= Brief =
Of the lines in this material, how many contain "мышц"? Answer with a single number only.

= Records for the exercise =
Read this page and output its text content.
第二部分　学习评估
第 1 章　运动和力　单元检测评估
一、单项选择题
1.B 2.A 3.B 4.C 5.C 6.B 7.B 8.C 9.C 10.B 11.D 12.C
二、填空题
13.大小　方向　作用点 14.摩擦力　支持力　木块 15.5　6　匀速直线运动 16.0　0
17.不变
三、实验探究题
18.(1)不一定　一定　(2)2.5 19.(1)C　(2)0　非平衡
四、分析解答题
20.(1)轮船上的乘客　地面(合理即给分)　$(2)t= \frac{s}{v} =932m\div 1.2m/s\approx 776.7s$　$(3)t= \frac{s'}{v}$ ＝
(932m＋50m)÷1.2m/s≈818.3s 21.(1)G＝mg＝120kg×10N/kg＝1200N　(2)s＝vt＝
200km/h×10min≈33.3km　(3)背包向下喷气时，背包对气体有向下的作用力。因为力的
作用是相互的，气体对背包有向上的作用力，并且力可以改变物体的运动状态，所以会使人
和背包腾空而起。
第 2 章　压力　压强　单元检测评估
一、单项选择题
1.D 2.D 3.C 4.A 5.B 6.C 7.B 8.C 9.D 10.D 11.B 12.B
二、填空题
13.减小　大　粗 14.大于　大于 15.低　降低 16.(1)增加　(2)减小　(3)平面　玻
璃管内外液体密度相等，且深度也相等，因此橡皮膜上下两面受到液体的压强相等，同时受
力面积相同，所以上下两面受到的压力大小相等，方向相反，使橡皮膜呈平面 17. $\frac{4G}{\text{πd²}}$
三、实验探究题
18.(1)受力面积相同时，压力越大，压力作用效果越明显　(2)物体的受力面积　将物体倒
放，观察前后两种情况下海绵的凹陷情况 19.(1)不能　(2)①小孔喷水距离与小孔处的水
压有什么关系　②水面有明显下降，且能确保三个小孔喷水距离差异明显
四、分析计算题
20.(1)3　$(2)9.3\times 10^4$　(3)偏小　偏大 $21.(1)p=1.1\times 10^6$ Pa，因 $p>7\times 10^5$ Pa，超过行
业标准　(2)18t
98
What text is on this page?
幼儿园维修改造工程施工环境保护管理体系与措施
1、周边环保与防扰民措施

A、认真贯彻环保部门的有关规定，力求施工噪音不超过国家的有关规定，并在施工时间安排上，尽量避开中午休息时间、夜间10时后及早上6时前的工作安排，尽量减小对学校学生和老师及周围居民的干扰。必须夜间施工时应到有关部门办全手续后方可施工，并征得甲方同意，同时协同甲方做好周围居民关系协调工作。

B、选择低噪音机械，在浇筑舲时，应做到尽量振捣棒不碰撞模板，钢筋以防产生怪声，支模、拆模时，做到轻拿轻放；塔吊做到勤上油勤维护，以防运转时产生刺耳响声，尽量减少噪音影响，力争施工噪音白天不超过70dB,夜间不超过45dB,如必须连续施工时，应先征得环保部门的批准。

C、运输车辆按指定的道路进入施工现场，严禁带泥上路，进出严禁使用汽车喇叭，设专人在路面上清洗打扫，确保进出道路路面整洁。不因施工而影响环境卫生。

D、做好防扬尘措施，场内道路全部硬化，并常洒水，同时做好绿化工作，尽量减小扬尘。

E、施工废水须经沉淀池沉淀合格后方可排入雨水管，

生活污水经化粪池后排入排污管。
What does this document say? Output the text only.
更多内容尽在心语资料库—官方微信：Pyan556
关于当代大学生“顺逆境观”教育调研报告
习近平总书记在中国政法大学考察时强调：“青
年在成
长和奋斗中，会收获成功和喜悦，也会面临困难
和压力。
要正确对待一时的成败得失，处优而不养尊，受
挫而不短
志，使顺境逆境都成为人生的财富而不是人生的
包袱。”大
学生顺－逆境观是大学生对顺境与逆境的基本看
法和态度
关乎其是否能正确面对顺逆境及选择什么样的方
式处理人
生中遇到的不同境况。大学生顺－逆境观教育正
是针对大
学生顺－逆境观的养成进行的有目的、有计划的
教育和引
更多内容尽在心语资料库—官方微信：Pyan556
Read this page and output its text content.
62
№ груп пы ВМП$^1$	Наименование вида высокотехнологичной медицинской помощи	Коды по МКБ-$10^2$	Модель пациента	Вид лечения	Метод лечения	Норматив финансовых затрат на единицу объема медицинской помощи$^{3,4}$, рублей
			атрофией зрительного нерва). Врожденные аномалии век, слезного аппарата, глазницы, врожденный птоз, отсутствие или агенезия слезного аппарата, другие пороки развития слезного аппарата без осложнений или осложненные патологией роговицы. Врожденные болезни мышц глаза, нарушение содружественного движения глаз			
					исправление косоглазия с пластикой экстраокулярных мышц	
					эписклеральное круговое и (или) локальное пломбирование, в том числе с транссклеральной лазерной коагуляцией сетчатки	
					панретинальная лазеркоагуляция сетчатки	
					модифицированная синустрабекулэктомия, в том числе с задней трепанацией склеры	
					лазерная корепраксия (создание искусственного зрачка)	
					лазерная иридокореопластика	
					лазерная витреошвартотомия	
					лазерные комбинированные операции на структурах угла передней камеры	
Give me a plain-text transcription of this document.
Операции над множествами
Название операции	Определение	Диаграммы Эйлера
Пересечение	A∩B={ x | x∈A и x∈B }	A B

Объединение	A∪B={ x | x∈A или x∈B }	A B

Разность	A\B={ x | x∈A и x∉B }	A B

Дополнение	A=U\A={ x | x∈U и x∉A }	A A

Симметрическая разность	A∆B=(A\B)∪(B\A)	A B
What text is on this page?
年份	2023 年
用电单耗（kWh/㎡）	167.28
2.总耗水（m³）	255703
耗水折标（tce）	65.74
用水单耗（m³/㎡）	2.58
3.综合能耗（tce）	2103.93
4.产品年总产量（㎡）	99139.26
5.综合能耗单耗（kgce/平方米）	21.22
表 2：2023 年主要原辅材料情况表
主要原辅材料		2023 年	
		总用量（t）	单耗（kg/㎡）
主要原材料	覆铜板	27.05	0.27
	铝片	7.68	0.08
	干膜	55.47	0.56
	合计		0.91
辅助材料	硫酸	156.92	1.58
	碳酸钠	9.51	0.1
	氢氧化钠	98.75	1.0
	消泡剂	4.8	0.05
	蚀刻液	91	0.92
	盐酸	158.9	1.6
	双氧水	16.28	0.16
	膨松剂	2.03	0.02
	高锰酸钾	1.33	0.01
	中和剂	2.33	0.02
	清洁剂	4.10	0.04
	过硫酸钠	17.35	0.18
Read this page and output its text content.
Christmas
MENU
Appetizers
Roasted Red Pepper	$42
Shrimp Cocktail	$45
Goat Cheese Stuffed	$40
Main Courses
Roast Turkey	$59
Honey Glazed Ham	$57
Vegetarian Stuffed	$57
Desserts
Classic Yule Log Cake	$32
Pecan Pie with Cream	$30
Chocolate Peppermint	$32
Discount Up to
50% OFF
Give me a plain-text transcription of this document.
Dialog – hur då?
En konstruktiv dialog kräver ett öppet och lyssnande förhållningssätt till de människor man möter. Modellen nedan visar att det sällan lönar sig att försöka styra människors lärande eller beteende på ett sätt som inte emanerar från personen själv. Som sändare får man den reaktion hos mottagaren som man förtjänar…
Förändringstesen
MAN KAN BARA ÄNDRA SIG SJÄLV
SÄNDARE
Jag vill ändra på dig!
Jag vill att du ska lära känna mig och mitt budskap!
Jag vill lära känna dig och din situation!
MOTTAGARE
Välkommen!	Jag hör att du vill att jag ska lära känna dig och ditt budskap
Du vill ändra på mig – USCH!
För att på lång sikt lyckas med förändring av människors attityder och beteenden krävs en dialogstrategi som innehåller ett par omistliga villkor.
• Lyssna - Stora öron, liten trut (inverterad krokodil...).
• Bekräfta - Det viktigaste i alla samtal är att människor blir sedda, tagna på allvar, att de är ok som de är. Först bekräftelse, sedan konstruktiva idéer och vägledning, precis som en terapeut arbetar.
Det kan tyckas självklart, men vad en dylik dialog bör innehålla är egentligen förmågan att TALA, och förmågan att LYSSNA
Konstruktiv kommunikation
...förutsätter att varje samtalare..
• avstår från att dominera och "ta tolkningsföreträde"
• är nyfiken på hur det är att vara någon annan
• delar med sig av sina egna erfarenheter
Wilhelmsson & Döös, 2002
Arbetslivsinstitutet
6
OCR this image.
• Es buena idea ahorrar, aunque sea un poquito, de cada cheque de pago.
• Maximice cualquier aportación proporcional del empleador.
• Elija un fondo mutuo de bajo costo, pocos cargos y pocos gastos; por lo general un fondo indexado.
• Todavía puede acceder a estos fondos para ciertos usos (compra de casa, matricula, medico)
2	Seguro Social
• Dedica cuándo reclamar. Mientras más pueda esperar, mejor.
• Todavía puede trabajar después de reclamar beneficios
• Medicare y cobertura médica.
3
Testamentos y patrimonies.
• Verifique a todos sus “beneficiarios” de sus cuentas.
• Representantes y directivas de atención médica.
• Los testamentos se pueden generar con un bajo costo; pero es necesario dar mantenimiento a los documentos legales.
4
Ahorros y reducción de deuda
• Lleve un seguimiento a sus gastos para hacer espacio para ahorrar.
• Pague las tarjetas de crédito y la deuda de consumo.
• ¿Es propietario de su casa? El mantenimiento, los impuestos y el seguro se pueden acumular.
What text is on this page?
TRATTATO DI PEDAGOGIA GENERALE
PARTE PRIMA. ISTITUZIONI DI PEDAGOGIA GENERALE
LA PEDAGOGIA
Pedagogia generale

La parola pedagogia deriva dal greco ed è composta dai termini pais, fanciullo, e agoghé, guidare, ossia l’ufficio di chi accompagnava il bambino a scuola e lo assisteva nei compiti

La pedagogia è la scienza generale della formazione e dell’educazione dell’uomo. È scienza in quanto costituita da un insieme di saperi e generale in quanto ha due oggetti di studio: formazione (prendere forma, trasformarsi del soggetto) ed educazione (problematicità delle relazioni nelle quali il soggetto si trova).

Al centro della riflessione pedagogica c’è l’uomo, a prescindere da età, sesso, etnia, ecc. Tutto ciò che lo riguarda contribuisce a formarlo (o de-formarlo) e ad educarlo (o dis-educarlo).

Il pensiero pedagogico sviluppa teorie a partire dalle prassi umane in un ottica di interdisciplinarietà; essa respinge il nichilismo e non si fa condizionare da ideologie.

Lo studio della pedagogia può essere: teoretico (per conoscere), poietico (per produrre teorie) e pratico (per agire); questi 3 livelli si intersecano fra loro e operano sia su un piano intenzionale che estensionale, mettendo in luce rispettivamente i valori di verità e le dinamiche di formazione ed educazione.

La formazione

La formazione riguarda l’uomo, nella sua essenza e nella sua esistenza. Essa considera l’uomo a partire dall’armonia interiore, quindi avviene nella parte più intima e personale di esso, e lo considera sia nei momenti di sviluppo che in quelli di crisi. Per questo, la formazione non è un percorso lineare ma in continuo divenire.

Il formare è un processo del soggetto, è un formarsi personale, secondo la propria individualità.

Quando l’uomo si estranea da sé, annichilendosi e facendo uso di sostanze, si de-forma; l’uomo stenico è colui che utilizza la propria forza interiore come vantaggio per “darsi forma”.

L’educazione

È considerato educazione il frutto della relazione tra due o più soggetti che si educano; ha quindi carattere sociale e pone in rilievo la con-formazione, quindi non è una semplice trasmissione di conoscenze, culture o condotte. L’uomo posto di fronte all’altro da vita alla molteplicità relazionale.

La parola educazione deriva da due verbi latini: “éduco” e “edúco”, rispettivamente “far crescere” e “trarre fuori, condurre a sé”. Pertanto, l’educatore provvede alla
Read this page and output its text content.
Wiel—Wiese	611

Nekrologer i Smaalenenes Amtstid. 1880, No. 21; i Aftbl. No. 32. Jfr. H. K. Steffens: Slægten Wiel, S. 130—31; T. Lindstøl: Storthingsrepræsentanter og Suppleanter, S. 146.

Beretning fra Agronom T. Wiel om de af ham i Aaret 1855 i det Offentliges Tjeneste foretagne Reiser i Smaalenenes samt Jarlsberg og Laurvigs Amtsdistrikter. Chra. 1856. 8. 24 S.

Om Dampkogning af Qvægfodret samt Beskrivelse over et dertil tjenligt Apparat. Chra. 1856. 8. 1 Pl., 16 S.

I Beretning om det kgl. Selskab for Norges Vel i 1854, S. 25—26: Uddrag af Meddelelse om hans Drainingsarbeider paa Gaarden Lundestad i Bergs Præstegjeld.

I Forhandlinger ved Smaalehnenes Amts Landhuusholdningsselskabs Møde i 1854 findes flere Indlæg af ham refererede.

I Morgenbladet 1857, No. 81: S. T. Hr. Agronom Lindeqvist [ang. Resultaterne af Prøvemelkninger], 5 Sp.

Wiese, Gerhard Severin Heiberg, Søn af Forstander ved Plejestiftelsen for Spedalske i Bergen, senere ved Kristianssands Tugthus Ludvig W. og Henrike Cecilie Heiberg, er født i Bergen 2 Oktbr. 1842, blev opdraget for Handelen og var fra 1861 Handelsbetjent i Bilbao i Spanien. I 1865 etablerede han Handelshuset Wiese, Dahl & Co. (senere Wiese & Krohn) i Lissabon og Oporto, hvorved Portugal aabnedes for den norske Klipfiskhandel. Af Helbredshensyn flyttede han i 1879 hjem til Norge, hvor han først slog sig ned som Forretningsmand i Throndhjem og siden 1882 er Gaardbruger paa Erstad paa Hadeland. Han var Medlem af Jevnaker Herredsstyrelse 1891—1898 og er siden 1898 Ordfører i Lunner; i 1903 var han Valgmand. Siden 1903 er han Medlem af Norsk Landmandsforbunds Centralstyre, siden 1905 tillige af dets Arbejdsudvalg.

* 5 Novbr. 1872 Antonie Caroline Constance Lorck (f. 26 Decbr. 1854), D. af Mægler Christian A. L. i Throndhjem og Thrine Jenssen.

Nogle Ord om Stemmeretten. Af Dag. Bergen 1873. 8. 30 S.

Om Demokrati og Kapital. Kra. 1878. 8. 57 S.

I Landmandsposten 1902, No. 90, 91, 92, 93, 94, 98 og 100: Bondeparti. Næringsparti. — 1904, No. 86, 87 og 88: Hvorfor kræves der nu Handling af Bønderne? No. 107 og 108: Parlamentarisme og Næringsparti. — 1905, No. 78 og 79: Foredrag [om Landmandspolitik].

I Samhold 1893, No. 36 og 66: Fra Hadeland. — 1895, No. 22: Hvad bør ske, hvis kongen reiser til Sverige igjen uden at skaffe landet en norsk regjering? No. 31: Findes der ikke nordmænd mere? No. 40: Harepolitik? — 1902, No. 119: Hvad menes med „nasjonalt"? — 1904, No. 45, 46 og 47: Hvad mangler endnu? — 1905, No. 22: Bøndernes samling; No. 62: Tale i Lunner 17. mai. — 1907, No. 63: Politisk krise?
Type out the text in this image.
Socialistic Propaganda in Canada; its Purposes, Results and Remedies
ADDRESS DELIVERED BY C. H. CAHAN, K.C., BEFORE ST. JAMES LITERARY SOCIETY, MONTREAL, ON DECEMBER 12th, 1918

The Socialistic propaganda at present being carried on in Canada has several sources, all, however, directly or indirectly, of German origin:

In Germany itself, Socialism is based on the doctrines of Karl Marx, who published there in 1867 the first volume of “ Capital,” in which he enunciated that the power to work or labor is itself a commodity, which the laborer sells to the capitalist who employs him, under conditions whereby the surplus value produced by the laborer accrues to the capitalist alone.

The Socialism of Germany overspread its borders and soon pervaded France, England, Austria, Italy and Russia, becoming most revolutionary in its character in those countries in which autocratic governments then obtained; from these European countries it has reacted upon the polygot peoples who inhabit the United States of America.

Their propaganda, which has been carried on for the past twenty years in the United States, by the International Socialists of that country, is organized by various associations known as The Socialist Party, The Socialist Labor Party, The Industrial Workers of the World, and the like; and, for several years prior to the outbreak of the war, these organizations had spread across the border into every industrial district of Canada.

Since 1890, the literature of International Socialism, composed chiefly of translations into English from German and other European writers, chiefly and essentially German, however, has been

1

= Answer for the task =
2